┏━━

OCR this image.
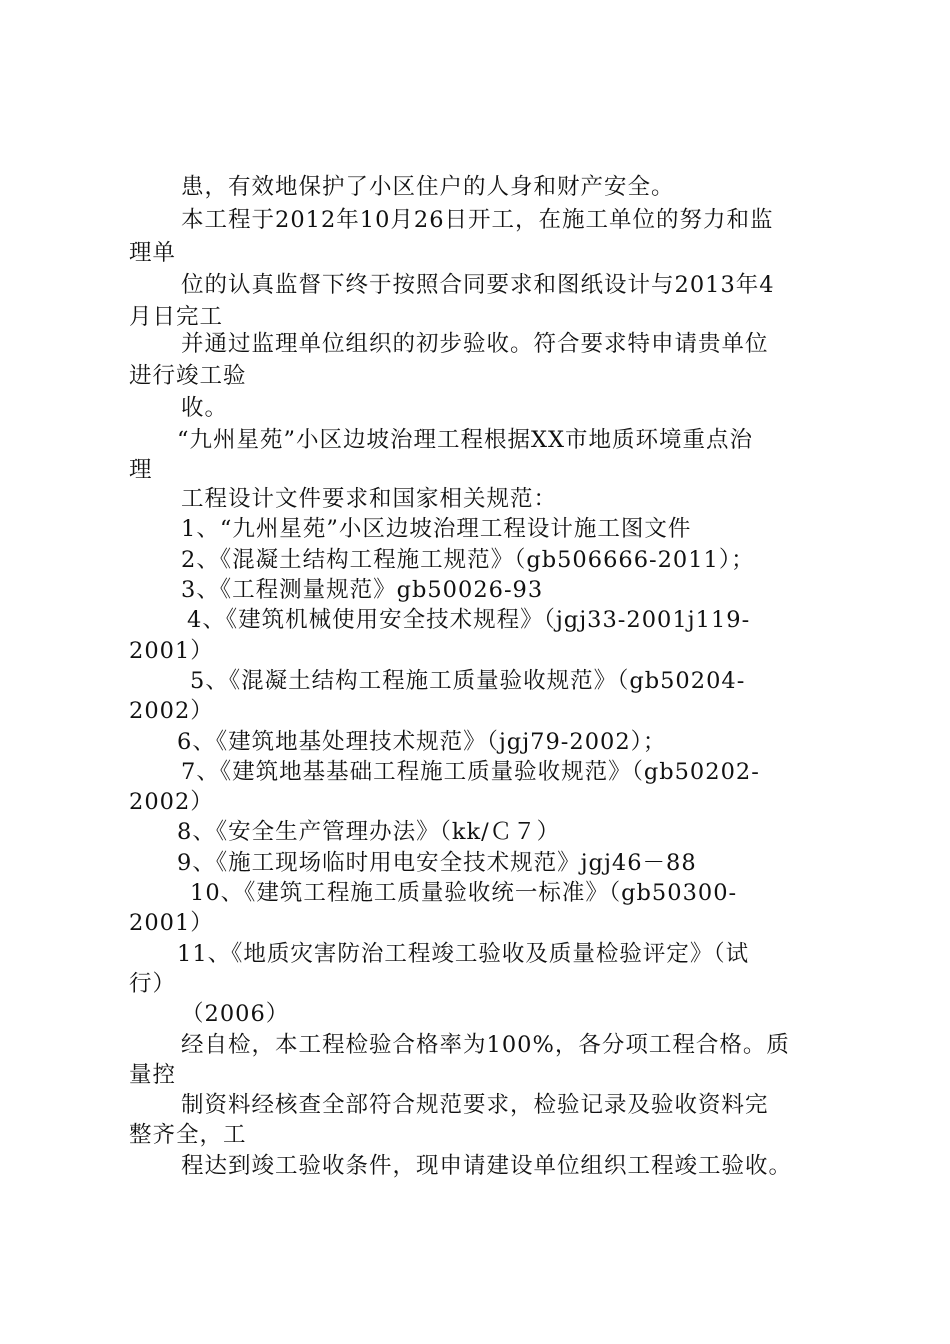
患，有效地保护了小区住户的人身和财产安全。
本工程于2012年10月26日开工，在施工单位的努力和监
理单
位的认真监督下终于按照合同要求和图纸设计与2013年4
月日完工
并通过监理单位组织的初步验收。符合要求特申请贵单位
进行竣工验
收。
“九州星苑”小区边坡治理工程根据XX市地质环境重点治
理
工程设计文件要求和国家相关规范：
1、“九州星苑”小区边坡治理工程设计施工图文件
2、《混凝土结构工程施工规范》（gb506666-2011）；
3、《工程测量规范》gb50026-93
4、《建筑机械使用安全技术规程》（jgj33-2001j119-
2001）
5、《混凝土结构工程施工质量验收规范》（gb50204-
2002）
6、《建筑地基处理技术规范》（jgj79-2002）；
7、《建筑地基基础工程施工质量验收规范》（gb50202-
2002）
8、《安全生产管理办法》（kk/Ｃ７）
9、《施工现场临时用电安全技术规范》jgj46－88
10、《建筑工程施工质量验收统一标准》（gb50300-
2001）
11、《地质灾害防治工程竣工验收及质量检验评定》（试
行）
（2006）
经自检，本工程检验合格率为100%，各分项工程合格。质
量控
制资料经核查全部符合规范要求，检验记录及验收资料完
整齐全，工
程达到竣工验收条件，现申请建设单位组织工程竣工验收。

┗━━

- [Work required] Exactly how many lines in the data above contain the word "九州星苑"? Respond with the number and nothing more.

- [Full solution] 2